TASK DESCRIPTION →
In the listing that follows, how many lines contain the string "пять"? Provide only the number.

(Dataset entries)
■ ■ ■ ■ ■ ■ ■

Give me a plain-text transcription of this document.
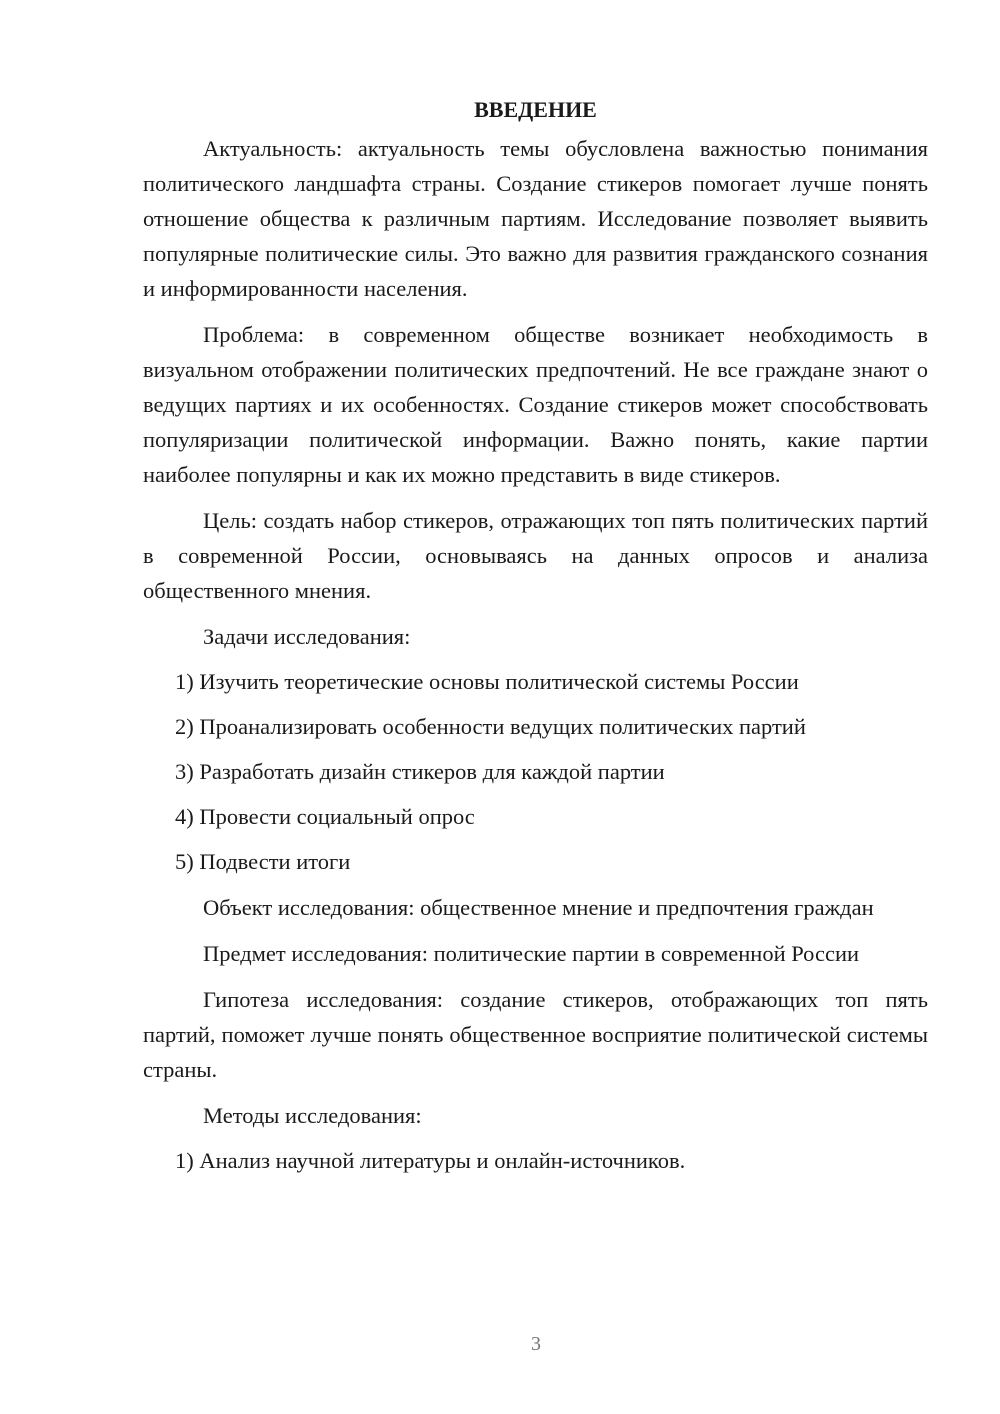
ВВЕДЕНИЕ

Актуальность: актуальность темы обусловлена важностью понимания политического ландшафта страны. Создание стикеров помогает лучше понять отношение общества к различным партиям. Исследование позволяет выявить популярные политические силы. Это важно для развития гражданского сознания и информированности населения.

Проблема: в современном обществе возникает необходимость в визуальном отображении политических предпочтений. Не все граждане знают о ведущих партиях и их особенностях. Создание стикеров может способствовать популяризации политической информации. Важно понять, какие партии наиболее популярны и как их можно представить в виде стикеров.

Цель: создать набор стикеров, отражающих топ пять политических партий в современной России, основываясь на данных опросов и анализа общественного мнения.

Задачи исследования:

1) Изучить теоретические основы политической системы России

2) Проанализировать особенности ведущих политических партий

3) Разработать дизайн стикеров для каждой партии

4) Провести социальный опрос

5) Подвести итоги

Объект исследования: общественное мнение и предпочтения граждан

Предмет исследования: политические партии в современной России

Гипотеза исследования: создание стикеров, отображающих топ пять партий, поможет лучше понять общественное восприятие политической системы страны.

Методы исследования:

1) Анализ научной литературы и онлайн-источников.

3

■ ■ ■ ■ ■ ■ ■

OUTPUT OF THE TASK →
2